** Start of Materials provided **
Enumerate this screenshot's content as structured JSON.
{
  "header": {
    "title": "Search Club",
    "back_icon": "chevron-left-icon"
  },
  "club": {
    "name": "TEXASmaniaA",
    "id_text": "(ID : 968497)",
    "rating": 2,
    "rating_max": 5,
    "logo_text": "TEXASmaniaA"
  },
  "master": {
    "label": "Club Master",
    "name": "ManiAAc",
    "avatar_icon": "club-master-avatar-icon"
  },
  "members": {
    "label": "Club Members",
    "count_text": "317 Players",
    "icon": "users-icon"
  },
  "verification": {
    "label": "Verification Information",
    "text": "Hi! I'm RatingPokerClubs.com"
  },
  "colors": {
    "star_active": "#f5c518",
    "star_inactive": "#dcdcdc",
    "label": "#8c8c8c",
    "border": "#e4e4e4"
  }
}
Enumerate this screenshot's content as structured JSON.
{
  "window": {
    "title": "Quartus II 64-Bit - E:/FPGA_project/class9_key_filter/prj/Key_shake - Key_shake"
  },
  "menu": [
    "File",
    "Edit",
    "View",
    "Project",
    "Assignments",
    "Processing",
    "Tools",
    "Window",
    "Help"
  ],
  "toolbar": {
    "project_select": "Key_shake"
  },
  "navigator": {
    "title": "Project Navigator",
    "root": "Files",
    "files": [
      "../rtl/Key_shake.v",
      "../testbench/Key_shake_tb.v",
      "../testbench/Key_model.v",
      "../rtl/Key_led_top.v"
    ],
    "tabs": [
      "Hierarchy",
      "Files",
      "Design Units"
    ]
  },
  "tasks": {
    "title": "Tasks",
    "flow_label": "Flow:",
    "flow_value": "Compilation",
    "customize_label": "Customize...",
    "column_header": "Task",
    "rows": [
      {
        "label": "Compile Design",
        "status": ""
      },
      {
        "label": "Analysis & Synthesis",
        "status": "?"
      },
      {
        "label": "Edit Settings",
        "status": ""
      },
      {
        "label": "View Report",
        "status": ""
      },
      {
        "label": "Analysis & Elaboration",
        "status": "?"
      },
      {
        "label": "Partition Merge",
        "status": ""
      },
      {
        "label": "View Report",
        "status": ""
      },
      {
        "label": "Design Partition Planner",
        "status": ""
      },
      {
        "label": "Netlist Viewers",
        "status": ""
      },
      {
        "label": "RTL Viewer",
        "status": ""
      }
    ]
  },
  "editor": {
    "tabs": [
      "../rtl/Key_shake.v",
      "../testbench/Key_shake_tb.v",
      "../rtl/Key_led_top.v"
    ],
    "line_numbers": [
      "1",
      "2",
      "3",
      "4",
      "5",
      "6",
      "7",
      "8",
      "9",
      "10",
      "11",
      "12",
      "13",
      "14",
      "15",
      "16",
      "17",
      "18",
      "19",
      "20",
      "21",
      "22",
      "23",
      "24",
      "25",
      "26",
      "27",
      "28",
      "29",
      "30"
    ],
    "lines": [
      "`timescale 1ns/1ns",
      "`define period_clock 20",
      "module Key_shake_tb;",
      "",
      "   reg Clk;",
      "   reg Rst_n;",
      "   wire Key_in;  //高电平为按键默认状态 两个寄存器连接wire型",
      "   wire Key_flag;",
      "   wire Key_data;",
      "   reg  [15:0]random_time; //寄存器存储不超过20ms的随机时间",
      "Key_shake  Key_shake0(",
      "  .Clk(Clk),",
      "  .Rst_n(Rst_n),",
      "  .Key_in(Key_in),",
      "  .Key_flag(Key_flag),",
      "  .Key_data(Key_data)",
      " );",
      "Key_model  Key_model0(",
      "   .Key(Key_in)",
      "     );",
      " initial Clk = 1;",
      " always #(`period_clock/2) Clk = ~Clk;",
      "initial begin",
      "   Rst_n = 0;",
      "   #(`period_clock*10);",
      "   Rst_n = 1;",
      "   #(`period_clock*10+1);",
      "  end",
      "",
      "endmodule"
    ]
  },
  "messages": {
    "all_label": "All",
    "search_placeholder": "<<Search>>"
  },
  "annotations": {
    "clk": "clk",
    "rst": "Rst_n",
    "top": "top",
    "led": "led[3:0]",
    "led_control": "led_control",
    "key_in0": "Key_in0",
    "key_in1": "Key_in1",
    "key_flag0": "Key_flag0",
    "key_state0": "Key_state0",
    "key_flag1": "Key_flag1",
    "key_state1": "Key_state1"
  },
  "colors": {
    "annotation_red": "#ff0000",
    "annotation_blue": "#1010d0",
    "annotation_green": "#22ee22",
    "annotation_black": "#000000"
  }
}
** End of Materials provided **
** Start of Materials provided **
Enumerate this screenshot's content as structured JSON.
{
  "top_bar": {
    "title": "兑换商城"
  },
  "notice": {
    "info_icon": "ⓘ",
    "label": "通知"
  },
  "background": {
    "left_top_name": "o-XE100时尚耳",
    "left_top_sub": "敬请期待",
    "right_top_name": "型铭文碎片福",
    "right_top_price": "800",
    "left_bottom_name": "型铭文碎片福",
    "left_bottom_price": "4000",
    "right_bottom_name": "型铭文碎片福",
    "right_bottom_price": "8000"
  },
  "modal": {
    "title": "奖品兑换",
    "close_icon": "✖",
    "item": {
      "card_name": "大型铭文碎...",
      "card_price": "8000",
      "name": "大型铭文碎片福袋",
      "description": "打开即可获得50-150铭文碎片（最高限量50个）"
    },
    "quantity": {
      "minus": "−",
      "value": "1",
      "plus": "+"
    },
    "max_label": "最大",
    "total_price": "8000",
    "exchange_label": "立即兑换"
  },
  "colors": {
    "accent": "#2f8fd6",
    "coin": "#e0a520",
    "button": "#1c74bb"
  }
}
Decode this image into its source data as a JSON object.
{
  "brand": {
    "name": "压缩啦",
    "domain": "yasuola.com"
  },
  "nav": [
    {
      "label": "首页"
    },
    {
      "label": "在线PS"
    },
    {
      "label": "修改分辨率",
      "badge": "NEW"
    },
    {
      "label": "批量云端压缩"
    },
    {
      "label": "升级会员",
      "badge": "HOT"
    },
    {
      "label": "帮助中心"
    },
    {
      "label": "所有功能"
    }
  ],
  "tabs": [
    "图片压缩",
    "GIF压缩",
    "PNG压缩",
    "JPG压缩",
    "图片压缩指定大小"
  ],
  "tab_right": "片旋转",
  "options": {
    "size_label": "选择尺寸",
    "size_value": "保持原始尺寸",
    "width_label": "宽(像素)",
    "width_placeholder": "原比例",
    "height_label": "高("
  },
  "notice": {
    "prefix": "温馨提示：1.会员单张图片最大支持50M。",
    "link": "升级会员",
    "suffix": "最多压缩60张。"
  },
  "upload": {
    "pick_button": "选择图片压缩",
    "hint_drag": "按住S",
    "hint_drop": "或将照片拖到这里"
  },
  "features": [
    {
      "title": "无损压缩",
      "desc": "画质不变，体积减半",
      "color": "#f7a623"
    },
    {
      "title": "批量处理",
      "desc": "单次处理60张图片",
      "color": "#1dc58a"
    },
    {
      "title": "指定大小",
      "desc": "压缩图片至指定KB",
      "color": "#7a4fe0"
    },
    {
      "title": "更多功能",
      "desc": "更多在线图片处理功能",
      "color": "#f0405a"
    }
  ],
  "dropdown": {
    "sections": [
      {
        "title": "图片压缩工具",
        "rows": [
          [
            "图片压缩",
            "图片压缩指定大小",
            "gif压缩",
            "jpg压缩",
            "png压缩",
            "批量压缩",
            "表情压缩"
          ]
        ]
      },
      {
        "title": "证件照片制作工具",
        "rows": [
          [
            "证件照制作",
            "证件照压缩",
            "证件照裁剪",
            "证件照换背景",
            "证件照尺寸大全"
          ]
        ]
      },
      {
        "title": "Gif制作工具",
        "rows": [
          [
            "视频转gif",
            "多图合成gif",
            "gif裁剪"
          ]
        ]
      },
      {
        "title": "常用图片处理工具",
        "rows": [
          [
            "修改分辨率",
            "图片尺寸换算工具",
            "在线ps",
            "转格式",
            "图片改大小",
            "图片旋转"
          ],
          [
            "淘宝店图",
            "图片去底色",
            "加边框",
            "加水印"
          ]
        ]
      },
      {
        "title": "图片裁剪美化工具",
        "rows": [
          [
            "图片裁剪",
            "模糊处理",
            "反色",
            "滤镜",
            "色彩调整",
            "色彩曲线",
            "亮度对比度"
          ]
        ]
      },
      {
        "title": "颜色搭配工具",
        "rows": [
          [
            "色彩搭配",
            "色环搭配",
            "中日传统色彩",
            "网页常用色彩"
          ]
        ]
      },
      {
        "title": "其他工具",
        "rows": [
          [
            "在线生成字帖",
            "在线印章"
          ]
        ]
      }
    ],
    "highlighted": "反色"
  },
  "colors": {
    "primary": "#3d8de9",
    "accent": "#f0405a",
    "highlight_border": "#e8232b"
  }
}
** End of Materials provided **
What you should do:
Give the number of lines that carry the word "Analysis", with nothing added.

Response:
2